### Ausgewählter Auszug
^^^^^^^^^^^^^^^^
Aktuelle Daten der Innenverwaltung zeigen eine deutliche Zunahme bei politisch motivierter Kriminalität. Grüne sehen den Senat in der Verantwortung.

Überall Nahost-Konflikt – auch auf der diesjährigen Revolutionären 1. Mai-Demonstration Foto: Imago/Michael Handelmann

Berlin taz | Berlin erlebt nach Angaben der Senatsinnenverwaltung einen massiven Anstieg von Straftaten mit politischem Hintergrund. So wurden im 1. Halbjahr 2024 im Rahmen des „Kriminalpolizeilichen Meldedienstes in Fällen politisch motivierter Kriminalität“ insgesamt 2.956 Fälle erfasst, rund 900 oder über 40 Prozent mehr als im selben Zeitraum des Vorjahres. Das geht aus einer Antwort des Senats auf eine parlamentarische Anfrage des Grünen-Abgeordneten Ario Mirzaie hervor, die der taz vorab vorliegt.
^^^^^^^^^^^^^^^^
### Zeilen aus einer Sammlung
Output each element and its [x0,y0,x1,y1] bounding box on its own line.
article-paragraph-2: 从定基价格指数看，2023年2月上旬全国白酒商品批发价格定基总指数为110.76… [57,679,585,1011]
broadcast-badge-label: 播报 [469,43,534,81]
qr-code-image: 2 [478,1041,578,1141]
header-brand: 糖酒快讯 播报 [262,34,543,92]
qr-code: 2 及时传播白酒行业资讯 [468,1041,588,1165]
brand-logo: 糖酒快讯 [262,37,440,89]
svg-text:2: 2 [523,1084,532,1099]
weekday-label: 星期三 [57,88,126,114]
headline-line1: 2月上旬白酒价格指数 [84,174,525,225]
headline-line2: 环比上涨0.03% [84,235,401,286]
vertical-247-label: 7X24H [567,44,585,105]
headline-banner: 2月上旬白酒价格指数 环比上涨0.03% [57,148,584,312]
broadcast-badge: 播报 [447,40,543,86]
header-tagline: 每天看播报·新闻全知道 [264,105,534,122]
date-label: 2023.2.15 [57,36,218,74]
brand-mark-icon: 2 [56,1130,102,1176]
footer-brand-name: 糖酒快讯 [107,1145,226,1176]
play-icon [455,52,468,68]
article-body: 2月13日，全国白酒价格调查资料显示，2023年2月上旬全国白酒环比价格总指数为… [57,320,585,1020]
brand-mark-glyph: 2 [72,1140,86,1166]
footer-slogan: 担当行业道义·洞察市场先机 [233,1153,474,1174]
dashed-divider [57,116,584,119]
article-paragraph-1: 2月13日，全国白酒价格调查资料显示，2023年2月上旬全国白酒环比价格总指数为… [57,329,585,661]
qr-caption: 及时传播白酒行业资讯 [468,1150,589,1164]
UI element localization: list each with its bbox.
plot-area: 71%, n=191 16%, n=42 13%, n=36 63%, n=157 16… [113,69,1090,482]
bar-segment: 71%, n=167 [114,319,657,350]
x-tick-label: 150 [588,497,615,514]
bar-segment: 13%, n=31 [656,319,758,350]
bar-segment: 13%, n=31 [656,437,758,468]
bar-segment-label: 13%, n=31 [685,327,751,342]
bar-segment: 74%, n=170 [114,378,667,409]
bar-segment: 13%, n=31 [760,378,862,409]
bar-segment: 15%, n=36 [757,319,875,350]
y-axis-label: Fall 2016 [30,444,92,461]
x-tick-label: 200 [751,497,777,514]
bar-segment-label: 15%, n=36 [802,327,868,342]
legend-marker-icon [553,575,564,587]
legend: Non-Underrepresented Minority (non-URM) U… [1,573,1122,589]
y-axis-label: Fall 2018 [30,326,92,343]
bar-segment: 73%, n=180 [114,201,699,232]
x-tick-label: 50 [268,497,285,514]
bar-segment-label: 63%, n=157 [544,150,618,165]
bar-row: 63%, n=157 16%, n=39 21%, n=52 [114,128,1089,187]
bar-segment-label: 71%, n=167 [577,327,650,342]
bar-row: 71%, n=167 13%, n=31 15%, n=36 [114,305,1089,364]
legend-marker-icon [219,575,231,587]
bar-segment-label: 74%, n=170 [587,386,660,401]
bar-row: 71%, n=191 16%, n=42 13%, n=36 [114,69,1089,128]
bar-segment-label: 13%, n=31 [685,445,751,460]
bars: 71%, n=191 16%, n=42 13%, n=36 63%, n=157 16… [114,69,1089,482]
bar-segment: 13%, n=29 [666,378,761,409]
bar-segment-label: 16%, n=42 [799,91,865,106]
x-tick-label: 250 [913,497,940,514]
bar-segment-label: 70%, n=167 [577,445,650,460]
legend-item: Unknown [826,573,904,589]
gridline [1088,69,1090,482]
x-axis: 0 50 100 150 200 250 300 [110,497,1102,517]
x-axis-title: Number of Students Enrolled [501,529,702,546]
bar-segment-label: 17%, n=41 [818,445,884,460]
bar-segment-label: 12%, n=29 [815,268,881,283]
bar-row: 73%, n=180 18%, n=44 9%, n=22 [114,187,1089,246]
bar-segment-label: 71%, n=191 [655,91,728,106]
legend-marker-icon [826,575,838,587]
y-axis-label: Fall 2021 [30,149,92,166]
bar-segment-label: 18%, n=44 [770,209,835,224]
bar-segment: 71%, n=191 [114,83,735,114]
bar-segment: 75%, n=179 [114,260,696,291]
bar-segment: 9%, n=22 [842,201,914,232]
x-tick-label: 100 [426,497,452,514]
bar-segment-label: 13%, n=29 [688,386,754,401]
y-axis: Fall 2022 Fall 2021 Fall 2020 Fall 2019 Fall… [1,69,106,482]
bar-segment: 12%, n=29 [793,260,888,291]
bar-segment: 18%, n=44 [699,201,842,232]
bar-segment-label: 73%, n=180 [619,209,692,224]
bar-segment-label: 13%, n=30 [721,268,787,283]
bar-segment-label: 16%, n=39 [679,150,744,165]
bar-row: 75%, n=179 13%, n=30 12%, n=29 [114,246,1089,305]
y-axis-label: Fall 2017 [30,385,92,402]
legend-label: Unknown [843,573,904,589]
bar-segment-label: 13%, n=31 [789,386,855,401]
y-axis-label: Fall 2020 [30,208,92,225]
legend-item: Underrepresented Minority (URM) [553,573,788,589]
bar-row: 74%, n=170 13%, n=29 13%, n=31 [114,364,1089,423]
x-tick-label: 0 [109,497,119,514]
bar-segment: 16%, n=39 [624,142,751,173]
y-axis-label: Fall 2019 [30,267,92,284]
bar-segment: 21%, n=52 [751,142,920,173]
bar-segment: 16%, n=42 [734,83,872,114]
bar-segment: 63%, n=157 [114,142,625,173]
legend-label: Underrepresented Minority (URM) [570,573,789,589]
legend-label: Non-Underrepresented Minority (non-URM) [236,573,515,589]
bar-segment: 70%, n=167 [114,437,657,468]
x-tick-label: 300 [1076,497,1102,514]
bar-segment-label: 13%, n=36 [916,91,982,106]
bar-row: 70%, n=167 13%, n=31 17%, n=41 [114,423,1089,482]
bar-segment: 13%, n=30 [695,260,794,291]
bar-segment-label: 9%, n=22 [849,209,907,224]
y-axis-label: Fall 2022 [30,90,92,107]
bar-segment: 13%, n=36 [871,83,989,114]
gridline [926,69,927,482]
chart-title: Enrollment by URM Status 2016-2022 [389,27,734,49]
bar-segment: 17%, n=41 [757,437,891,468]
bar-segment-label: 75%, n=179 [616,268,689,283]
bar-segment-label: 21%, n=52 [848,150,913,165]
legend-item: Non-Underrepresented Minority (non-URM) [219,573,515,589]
^^^^^^^^^^^^^^^^
### Aufgabe 1
Wie viele Fälle wurden laut dem Auszug im 1. Halbjahr 2024 insgesamt erfasst?
### Aufgabe 2
Gib die Passage des Auszugs zwischen "Aktuelle Daten der" und "taz vorab vorliegt.", beide eingeschlossen, erneut wieder und tausche dabei "massiven Anstieg" gegen "deutlichen Anstieg" aus.
Die Zeilen braucht man hier nicht.

### Richtige Antwort 1
Insgesamt 2.956 Fälle.

### Richtige Antwort 2
Aktuelle Daten der Innenverwaltung zeigen eine deutliche Zunahme bei politisch motivierter Kriminalität. Grüne sehen den Senat in der Verantwortung.

Überall Nahost-Konflikt – auch auf der diesjährigen Revolutionären 1. Mai-Demonstration Foto: Imago/Michael Handelmann

Berlin taz | Berlin erlebt nach Angaben der Senatsinnenverwaltung einen deutlichen Anstieg von Straftaten mit politischem Hintergrund. So wurden im 1. Halbjahr 2024 im Rahmen des „Kriminalpolizeilichen Meldedienstes in Fällen politisch motivierter Kriminalität“ insgesamt 2.956 Fälle erfasst, rund 900 oder über 40 Prozent mehr als im selben Zeitraum des Vorjahres. Das geht aus einer Antwort des Senats auf eine parlamentarische Anfrage des Grünen-Abgeordneten Ario Mirzaie hervor, die der taz vorab vorliegt.